BRANO:
Era il periodo in cui le commissioni ministeriali di saggi avevano lavorato sulla revisione dei saperi e, a conclusione dei lavori, avevano diffuso in tutte le scuole del territorio nazionale, in un’atmosfera di disorientamento generale, il documento relativo ai contenuti essenziali per la formazione di base. Ci fu un’indicazione che mi colpì in modo particolare, anche se non riguardava l’ambito motorio, perché diceva: “Accanto all’esperienza del lettore catturato dal testo si dovrebbero anche coinvolgere i giovani nell’esperienza del lettore partecipe-cooperante, del lettore-attore e, al limite, del lettore-autore”. Volli interpretare, esagerando, quell’indicazione come un invito alla ricerca dell’interazione fra i linguaggi della mente e quelli del corpo, all’abbattimento della tradizionale barriera fra processi cognitivi ed emozioni per far emergere un’idea di persona come sistema integrato. Quelle indicazioni mi piacquero al punto che, nelle mie lezioni, rincarai la dose di attività espressive, convinta di procedere nella direzione giusta. Fu così che misi in scena Il diario di Eva di M. Twain.

Dal racconto al movimento

In questo caso l’opera preesisteva al gruppo: si trattava di farla conoscere ai ragazzi, trasformarla in testo teatrale ed assegnare i vari ruoli. Era l’inizio di un atto creativo e, come tale, di una bellissima avventura che avrebbe coinvolto studenti e docenti nello stesso processo, con l’obiettivo comune di trasferire in scena contenuti di sé, stimolati a manifestarsi dall’approccio collettivo con i personaggi di M. Twain.
Oggi ho un giorno di vita è il titolo scelto per lo spettacolo. Eva scopre in età matura il proprio diario, una raccolta di ricordi e di immagini della sua vita nell’Eden. Attraverso la rilettura nasce dentro di lei l’idea di essere un esperimento e, come tale, si sente continuamente osservata da un grande occhio che la spia e la valuta in tutte le sue reazioni. Eva si muove spinta dalla curiosità che le ispira Adamo, uno sconosciuto che si aggira nell’Eden con aria intontita e sognante. Nonostante le diversità tra i due e le svariate personalità che emergono dall’uno e dall’altro, scocca la scintilla dell’amore che non ha motivazioni: semplicemente accade.
Ho davanti a me un avanzo sgualcito di quell’opera riletta all’esasperazione; una tristissima striscia di carta ingiallita tenta invano di tenere insieme pagine zeppe di sottolineature ed annotazioni. A pagina 43, sotto la frase: “…quello fu il mio primo dolore”, trovo scritto: “MUSICA - si avvicinano a lei, i due Adamo scortano Eva e la portano via”.
In alto, sulla prima pagina del quaderno di appunti, leggo: “EVA - tante personalità, tante donne in una, almeno tre interpreti”.

DATI DISPONIBILI:
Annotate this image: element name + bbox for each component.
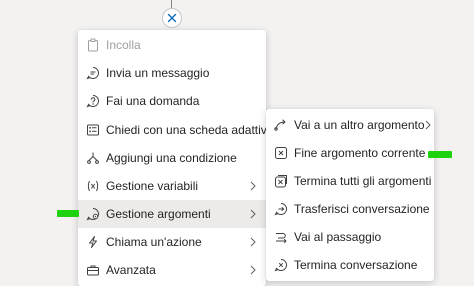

COMPITI PROPOSTI:
1. Stampa il passo del brano che va da "In questo caso" fino a "personaggi di M. Twain." incluso.
2. Riduci a un elenco puntato il paragrafo del brano che inizia con "Oggi ho un giorno di vita", conservandone i fatti principali.
Le righe non hanno alcun legame con il brano.

SOLUZIONI DEI COMPITI:
1.
In questo caso l’opera preesisteva al gruppo: si trattava di farla conoscere ai ragazzi, trasformarla in testo teatrale ed assegnare i vari ruoli. Era l’inizio di un atto creativo e, come tale, di una bellissima avventura che avrebbe coinvolto studenti e docenti nello stesso processo, con l’obiettivo comune di trasferire in scena contenuti di sé, stimolati a manifestarsi dall’approccio collettivo con i personaggi di M. Twain.

2.
- Lo spettacolo si intitola "Oggi ho un giorno di vita".
- Eva, in età matura, ritrova il proprio diario, che raccoglie ricordi e immagini della sua vita nell'Eden.
- Rileggendolo, si convince di essere un esperimento e si sente osservata e valutata di continuo da un grande occhio.
- È spinta dalla curiosità verso Adamo, uno sconosciuto che si aggira nell'Eden con aria intontita e sognante.
- Nonostante le diversità tra i due, nasce un amore privo di motivazioni, che semplicemente accade.